Omit all pictures, then retype the data exactly as given.

**INPUT FOR THIS TASK:**

>> START

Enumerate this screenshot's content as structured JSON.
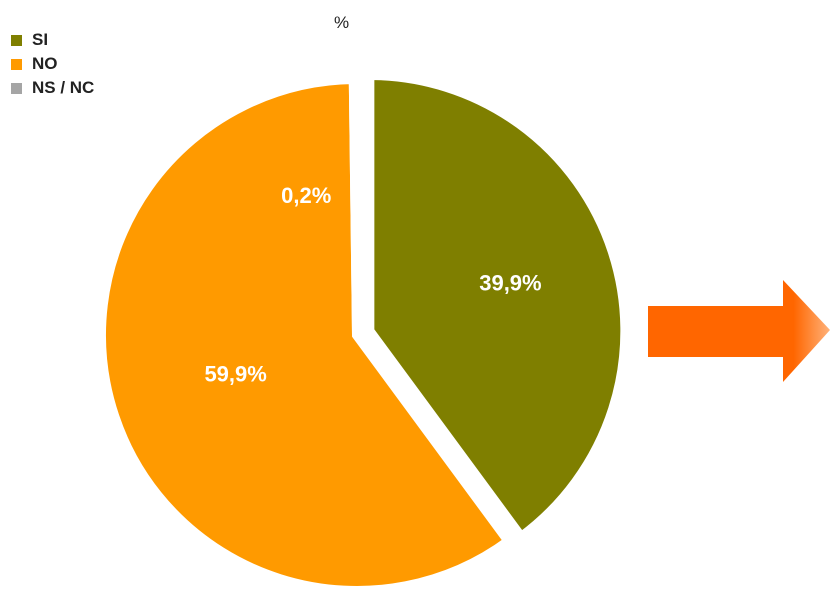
{
  "chart_data": {
    "type": "pie",
    "title": "%",
    "categories": [
      "SI",
      "NO",
      "NS / NC"
    ],
    "values": [
      39.9,
      59.9,
      0.2
    ],
    "data_labels": [
      "39,9%",
      "59,9%",
      "0,2%"
    ],
    "colors": [
      "#7f7f00",
      "#ff9a00",
      "#a5a5a5"
    ],
    "label_color": "#ffffff",
    "legend": "top-left"
  },
  "arrow": {
    "icon": "right-arrow-icon",
    "color": "#ff6600"
  }
}
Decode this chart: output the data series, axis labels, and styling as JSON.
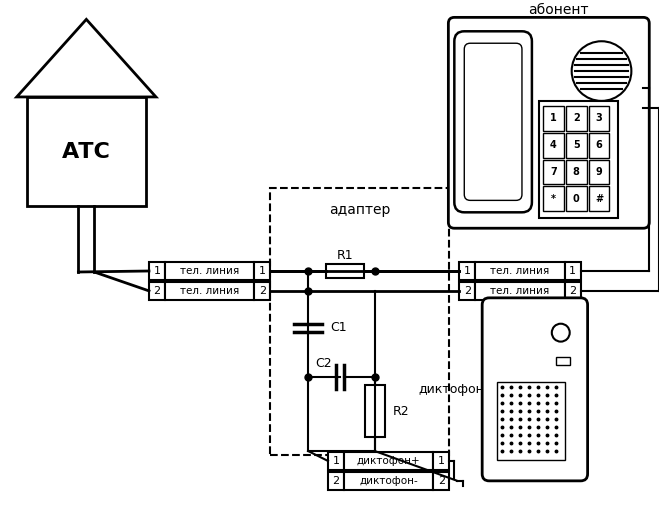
{
  "bg_color": "#ffffff",
  "line_color": "#000000",
  "house_label": "АТС",
  "subscriber_label": "абонент",
  "adapter_label": "адаптер",
  "dictophone_label": "диктофон",
  "r1_label": "R1",
  "r2_label": "R2",
  "c1_label": "C1",
  "c2_label": "C2",
  "keys": [
    [
      "1",
      "2",
      "3"
    ],
    [
      "4",
      "5",
      "6"
    ],
    [
      "7",
      "8",
      "9"
    ],
    [
      "*",
      "0",
      "#"
    ]
  ]
}
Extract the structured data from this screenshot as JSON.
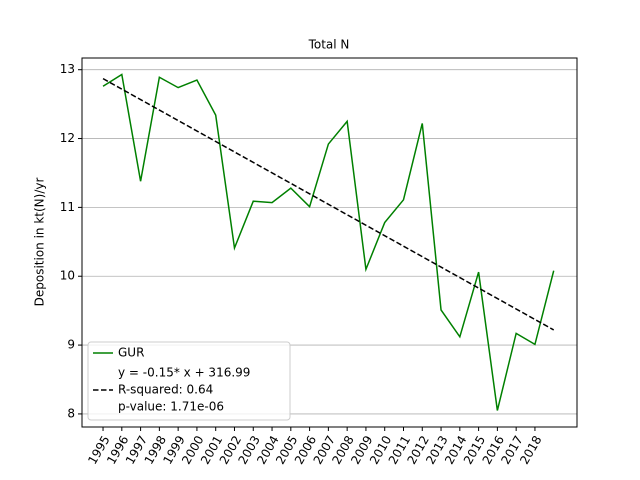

>> END

**EXERCISE OUTPUT:**
Enumerate this screenshot's content as structured JSON.
{
  "chart_data": {
    "type": "pie",
    "title": "%",
    "categories": [
      "SI",
      "NO",
      "NS / NC"
    ],
    "values": [
      39.9,
      59.9,
      0.2
    ],
    "data_labels": [
      "39,9%",
      "59,9%",
      "0,2%"
    ],
    "colors": [
      "#7f7f00",
      "#ff9a00",
      "#a5a5a5"
    ],
    "label_color": "#ffffff",
    "legend": "top-left"
  },
  "arrow": {
    "icon": "right-arrow-icon",
    "color": "#ff6600"
  }
}
Decode this chart: output the data series, axis labels, and styling as JSON.
{
  "bg_color": "#ffffff",
  "line_color": "#000000",
  "house_label": "АТС",
  "subscriber_label": "абонент",
  "adapter_label": "адаптер",
  "dictophone_label": "диктофон",
  "r1_label": "R1",
  "r2_label": "R2",
  "c1_label": "C1",
  "c2_label": "C2",
  "keys": [
    [
      "1",
      "2",
      "3"
    ],
    [
      "4",
      "5",
      "6"
    ],
    [
      "7",
      "8",
      "9"
    ],
    [
      "*",
      "0",
      "#"
    ]
  ]
}
Extract the structured data from this screenshot as JSON.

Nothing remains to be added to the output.